• [Challenge]:
Repeat exactly each line of the data provided below.

## START Record list

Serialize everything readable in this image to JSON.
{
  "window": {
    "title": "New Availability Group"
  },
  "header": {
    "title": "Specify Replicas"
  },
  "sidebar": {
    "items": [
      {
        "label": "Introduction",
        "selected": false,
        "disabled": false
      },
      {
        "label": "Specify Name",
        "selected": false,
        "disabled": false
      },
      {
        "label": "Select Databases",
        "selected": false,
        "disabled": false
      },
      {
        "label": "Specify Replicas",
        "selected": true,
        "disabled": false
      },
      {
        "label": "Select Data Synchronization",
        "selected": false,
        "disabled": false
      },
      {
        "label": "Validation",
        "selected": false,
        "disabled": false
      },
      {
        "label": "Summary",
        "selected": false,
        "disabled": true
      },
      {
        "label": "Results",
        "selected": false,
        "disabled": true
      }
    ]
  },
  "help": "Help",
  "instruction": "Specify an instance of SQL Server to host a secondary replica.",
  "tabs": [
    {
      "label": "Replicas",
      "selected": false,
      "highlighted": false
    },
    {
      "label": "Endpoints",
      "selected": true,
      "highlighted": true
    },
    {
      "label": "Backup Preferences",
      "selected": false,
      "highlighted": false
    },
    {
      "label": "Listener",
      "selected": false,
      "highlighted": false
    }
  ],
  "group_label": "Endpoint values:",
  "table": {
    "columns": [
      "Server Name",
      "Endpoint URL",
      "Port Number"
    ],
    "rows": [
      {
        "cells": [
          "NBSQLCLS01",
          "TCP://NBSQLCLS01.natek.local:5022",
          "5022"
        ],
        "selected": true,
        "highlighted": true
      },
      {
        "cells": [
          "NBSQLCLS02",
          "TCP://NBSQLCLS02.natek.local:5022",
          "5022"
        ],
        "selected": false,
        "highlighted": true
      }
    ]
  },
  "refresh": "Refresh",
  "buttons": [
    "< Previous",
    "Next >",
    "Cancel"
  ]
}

## END Record list

• [Full solution]:
Serialize everything readable in this image to JSON.
{
  "window": {
    "title": "New Availability Group"
  },
  "header": {
    "title": "Specify Replicas"
  },
  "sidebar": {
    "items": [
      {
        "label": "Introduction",
        "selected": false,
        "disabled": false
      },
      {
        "label": "Specify Name",
        "selected": false,
        "disabled": false
      },
      {
        "label": "Select Databases",
        "selected": false,
        "disabled": false
      },
      {
        "label": "Specify Replicas",
        "selected": true,
        "disabled": false
      },
      {
        "label": "Select Data Synchronization",
        "selected": false,
        "disabled": false
      },
      {
        "label": "Validation",
        "selected": false,
        "disabled": false
      },
      {
        "label": "Summary",
        "selected": false,
        "disabled": true
      },
      {
        "label": "Results",
        "selected": false,
        "disabled": true
      }
    ]
  },
  "help": "Help",
  "instruction": "Specify an instance of SQL Server to host a secondary replica.",
  "tabs": [
    {
      "label": "Replicas",
      "selected": false,
      "highlighted": false
    },
    {
      "label": "Endpoints",
      "selected": true,
      "highlighted": true
    },
    {
      "label": "Backup Preferences",
      "selected": false,
      "highlighted": false
    },
    {
      "label": "Listener",
      "selected": false,
      "highlighted": false
    }
  ],
  "group_label": "Endpoint values:",
  "table": {
    "columns": [
      "Server Name",
      "Endpoint URL",
      "Port Number"
    ],
    "rows": [
      {
        "cells": [
          "NBSQLCLS01",
          "TCP://NBSQLCLS01.natek.local:5022",
          "5022"
        ],
        "selected": true,
        "highlighted": true
      },
      {
        "cells": [
          "NBSQLCLS02",
          "TCP://NBSQLCLS02.natek.local:5022",
          "5022"
        ],
        "selected": false,
        "highlighted": true
      }
    ]
  },
  "refresh": "Refresh",
  "buttons": [
    "< Previous",
    "Next >",
    "Cancel"
  ]
}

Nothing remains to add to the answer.